- **Task instructions**
Look for the string "Allah" in the lines and copy each line that has it.
%%
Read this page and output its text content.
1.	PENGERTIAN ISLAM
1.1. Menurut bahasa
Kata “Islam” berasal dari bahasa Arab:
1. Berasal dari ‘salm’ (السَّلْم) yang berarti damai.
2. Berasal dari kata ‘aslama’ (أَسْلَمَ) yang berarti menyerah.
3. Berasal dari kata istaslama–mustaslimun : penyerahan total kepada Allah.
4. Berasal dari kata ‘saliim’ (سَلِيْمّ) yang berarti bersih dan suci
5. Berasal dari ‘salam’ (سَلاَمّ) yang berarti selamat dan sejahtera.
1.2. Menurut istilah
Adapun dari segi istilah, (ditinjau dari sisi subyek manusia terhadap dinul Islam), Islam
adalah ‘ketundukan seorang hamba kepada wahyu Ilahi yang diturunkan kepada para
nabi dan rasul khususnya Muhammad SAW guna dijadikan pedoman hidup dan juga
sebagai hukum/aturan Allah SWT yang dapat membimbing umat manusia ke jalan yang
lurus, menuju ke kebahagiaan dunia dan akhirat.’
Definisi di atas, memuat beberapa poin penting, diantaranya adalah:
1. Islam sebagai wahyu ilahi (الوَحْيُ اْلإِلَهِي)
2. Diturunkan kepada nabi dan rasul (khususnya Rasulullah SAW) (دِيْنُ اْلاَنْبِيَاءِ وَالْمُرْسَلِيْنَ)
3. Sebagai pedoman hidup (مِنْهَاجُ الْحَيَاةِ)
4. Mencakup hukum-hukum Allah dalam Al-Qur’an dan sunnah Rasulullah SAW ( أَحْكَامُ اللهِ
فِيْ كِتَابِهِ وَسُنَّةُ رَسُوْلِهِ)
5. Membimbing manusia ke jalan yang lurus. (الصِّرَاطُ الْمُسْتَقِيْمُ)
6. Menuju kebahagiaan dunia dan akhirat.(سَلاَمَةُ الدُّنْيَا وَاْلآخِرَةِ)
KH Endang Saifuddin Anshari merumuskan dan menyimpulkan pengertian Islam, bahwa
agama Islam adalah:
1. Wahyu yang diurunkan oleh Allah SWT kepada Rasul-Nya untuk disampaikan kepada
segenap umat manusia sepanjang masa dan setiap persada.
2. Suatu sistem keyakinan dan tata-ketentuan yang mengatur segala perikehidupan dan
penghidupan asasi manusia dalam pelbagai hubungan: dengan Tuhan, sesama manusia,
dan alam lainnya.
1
%%
- **Written solution**
3. Berasal dari kata istaslama–mustaslimun : penyerahan total kepada Allah.
sebagai hukum/aturan Allah SWT yang dapat membimbing umat manusia ke jalan yang
4. Mencakup hukum-hukum Allah dalam Al-Qur’an dan sunnah Rasulullah SAW ( أَحْكَامُ اللهِ
1. Wahyu yang diurunkan oleh Allah SWT kepada Rasul-Nya untuk disampaikan kepada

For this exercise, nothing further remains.